* What the task requires
Rewrite each line in the rows below as a numbered list, leaving out blank lines and any pictures.

BEGIN Input data

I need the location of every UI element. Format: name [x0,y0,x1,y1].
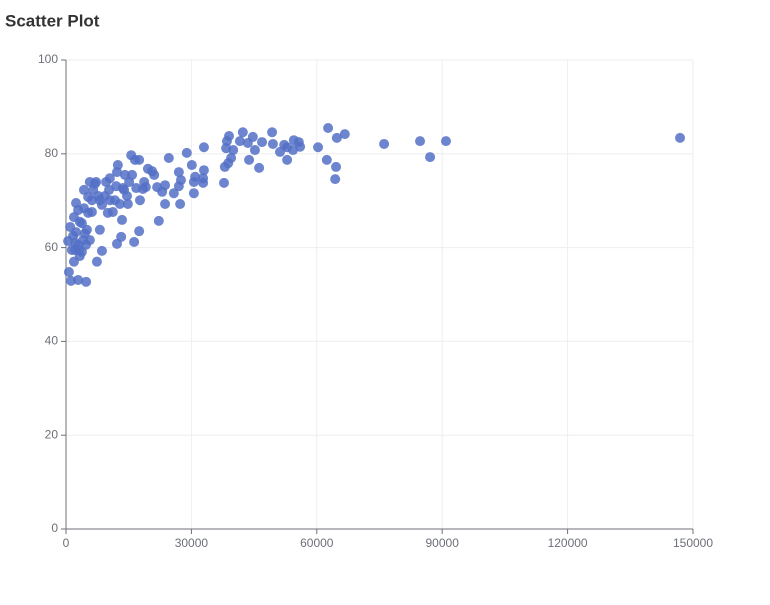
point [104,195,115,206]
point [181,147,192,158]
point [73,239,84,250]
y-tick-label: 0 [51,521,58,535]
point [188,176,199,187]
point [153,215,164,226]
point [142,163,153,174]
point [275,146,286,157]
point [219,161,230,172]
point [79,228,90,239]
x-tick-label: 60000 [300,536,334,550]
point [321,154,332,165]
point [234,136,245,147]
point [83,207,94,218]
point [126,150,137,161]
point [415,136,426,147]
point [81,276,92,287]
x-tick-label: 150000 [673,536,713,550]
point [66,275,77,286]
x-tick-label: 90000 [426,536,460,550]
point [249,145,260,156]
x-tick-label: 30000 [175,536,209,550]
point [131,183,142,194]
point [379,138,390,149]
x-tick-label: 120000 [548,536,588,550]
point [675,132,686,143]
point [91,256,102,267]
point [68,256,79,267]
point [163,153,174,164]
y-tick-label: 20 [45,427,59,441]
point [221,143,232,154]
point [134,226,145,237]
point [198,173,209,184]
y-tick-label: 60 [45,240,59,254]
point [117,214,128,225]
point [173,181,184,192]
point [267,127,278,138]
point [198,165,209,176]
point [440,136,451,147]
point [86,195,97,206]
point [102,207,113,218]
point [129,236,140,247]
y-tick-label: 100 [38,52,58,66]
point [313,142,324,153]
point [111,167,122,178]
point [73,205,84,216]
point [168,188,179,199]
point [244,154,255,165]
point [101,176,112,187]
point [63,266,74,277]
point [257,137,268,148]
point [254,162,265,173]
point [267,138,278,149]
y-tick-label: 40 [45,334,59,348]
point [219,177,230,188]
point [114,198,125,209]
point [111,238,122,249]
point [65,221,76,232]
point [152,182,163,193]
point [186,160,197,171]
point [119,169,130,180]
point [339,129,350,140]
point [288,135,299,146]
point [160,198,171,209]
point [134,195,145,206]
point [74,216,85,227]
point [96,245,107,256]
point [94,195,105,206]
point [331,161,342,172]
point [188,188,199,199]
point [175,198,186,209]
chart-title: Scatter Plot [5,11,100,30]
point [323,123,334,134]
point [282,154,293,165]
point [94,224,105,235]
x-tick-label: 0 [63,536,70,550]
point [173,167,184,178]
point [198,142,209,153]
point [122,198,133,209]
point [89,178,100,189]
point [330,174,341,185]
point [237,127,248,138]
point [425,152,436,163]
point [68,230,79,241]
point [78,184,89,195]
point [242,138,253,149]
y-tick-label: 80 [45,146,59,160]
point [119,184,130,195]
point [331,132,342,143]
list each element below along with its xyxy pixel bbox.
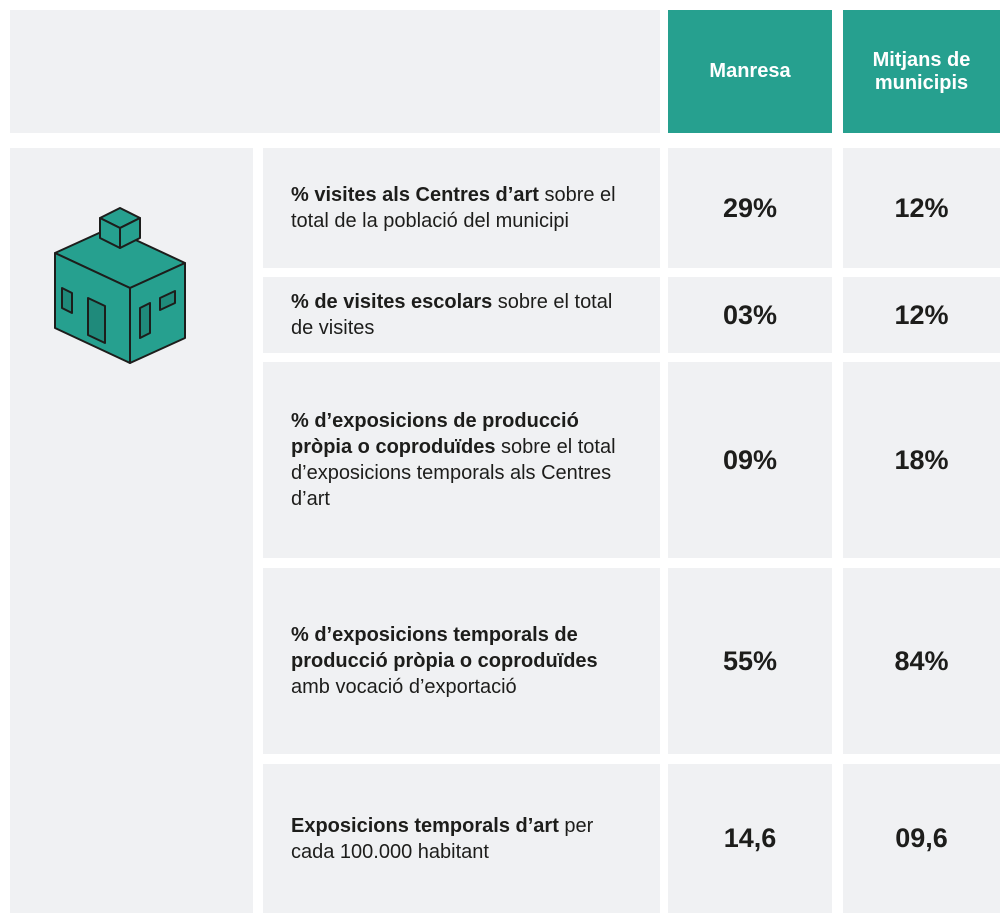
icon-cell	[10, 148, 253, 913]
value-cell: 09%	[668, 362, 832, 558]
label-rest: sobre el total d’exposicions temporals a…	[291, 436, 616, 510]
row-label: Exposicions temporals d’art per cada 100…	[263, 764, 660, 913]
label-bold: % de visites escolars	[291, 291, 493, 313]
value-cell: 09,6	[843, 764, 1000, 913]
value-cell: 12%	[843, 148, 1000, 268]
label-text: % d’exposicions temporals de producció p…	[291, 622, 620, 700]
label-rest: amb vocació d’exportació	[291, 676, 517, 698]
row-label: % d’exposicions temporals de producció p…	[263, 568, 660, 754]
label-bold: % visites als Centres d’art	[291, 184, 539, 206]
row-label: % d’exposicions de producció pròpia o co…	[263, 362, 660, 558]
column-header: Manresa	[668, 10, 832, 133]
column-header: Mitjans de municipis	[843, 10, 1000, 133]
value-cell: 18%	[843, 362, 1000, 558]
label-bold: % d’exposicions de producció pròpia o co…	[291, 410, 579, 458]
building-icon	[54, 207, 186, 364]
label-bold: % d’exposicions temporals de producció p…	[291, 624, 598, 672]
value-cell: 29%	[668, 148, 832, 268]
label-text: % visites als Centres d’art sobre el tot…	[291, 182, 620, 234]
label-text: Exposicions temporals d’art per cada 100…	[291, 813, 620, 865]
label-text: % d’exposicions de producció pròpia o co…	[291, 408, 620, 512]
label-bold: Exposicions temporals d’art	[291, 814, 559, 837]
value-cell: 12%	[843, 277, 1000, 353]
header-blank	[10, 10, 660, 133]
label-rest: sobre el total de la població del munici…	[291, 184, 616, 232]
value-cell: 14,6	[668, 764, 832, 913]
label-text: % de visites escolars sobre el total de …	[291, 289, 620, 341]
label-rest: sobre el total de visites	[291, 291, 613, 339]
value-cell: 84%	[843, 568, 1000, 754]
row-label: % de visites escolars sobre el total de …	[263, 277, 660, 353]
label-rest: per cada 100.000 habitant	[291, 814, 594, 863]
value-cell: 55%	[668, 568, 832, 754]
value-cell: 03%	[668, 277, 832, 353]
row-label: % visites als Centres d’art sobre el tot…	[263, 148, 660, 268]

END Input data

* Answer for the task
1. I need the location of every UI element. Format: name [x0,y0,x1,y1].
2. point [104,195,115,206]
3. point [181,147,192,158]
4. point [73,239,84,250]
5. y-tick-label: 0 [51,521,58,535]
6. point [188,176,199,187]
7. point [153,215,164,226]
8. point [142,163,153,174]
9. point [275,146,286,157]
10. point [219,161,230,172]
11. point [79,228,90,239]
12. x-tick-label: 60000 [300,536,334,550]
13. point [321,154,332,165]
14. point [234,136,245,147]
15. point [83,207,94,218]
16. point [126,150,137,161]
17. point [415,136,426,147]
18. point [81,276,92,287]
19. x-tick-label: 150000 [673,536,713,550]
20. point [66,275,77,286]
21. x-tick-label: 90000 [426,536,460,550]
22. point [249,145,260,156]
23. x-tick-label: 30000 [175,536,209,550]
24. point [131,183,142,194]
25. point [379,138,390,149]
26. x-tick-label: 120000 [548,536,588,550]
27. point [675,132,686,143]
28. point [91,256,102,267]
29. point [68,256,79,267]
30. point [163,153,174,164]
31. y-tick-label: 20 [45,427,59,441]
32. point [221,143,232,154]
33. point [134,226,145,237]
34. point [198,173,209,184]
35. y-tick-label: 60 [45,240,59,254]
36. point [117,214,128,225]
37. point [173,181,184,192]
38. point [267,127,278,138]
39. point [198,165,209,176]
40. point [440,136,451,147]
41. point [86,195,97,206]
42. point [102,207,113,218]
43. point [129,236,140,247]
44. y-tick-label: 100 [38,52,58,66]
45. point [313,142,324,153]
46. point [111,167,122,178]
47. point [73,205,84,216]
48. point [168,188,179,199]
49. point [244,154,255,165]
50. point [101,176,112,187]
51. point [63,266,74,277]
52. point [257,137,268,148]
53. point [254,162,265,173]
54. point [267,138,278,149]
55. y-tick-label: 40 [45,334,59,348]
56. point [219,177,230,188]
57. point [114,198,125,209]
58. point [111,238,122,249]
59. point [65,221,76,232]
60. point [152,182,163,193]
61. point [186,160,197,171]
62. point [119,169,130,180]
63. point [339,129,350,140]
64. point [288,135,299,146]
65. point [160,198,171,209]
66. point [134,195,145,206]
67. point [74,216,85,227]
68. point [96,245,107,256]
69. point [94,195,105,206]
70. point [331,161,342,172]
71. point [188,188,199,199]
72. point [175,198,186,209]
73. chart-title: Scatter Plot [5,11,100,30]
74. point [323,123,334,134]
75. point [282,154,293,165]
76. point [94,224,105,235]
77. x-tick-label: 0 [63,536,70,550]
78. point [173,167,184,178]
79. point [198,142,209,153]
80. point [122,198,133,209]
81. point [89,178,100,189]
82. point [330,174,341,185]
83. point [237,127,248,138]
84. point [425,152,436,163]
85. point [68,230,79,241]
86. point [78,184,89,195]
87. point [242,138,253,149]
88. y-tick-label: 80 [45,146,59,160]
89. point [119,184,130,195]
90. point [331,132,342,143]
91. list each element below along with its xyxy pixel bbox.
92. icon-cell	[10, 148, 253, 913]
93. value-cell: 09%	[668, 362, 832, 558]
94. label-rest: sobre el total d’exposicions temporals a…	[291, 436, 616, 510]
95. row-label: Exposicions temporals d’art per cada 100…	[263, 764, 660, 913]
96. label-bold: % de visites escolars	[291, 291, 493, 313]
97. value-cell: 09,6	[843, 764, 1000, 913]
98. value-cell: 12%	[843, 148, 1000, 268]
99. label-text: % d’exposicions temporals de producció p…	[291, 622, 620, 700]
100. label-rest: amb vocació d’exportació	[291, 676, 517, 698]
101. row-label: % d’exposicions temporals de producció p…	[263, 568, 660, 754]
102. label-bold: % visites als Centres d’art	[291, 184, 539, 206]
103. row-label: % d’exposicions de producció pròpia o co…	[263, 362, 660, 558]
104. column-header: Manresa	[668, 10, 832, 133]
105. column-header: Mitjans de municipis	[843, 10, 1000, 133]
106. value-cell: 18%	[843, 362, 1000, 558]
107. label-bold: % d’exposicions de producció pròpia o co…	[291, 410, 579, 458]
108. building-icon	[54, 207, 186, 364]
109. label-bold: % d’exposicions temporals de producció p…	[291, 624, 598, 672]
110. value-cell: 29%	[668, 148, 832, 268]
111. label-text: % visites als Centres d’art sobre el tot…	[291, 182, 620, 234]
112. label-text: Exposicions temporals d’art per cada 100…	[291, 813, 620, 865]
113. label-text: % d’exposicions de producció pròpia o co…	[291, 408, 620, 512]
114. label-bold: Exposicions temporals d’art	[291, 814, 559, 837]
115. value-cell: 12%	[843, 277, 1000, 353]
116. header-blank	[10, 10, 660, 133]
117. label-rest: sobre el total de la població del munici…	[291, 184, 616, 232]
118. value-cell: 14,6	[668, 764, 832, 913]
119. label-text: % de visites escolars sobre el total de …	[291, 289, 620, 341]
120. label-rest: sobre el total de visites	[291, 291, 613, 339]
121. value-cell: 84%	[843, 568, 1000, 754]
122. row-label: % de visites escolars sobre el total de …	[263, 277, 660, 353]
123. label-rest: per cada 100.000 habitant	[291, 814, 594, 863]
124. value-cell: 55%	[668, 568, 832, 754]
125. value-cell: 03%	[668, 277, 832, 353]
126. row-label: % visites als Centres d’art sobre el tot…	[263, 148, 660, 268]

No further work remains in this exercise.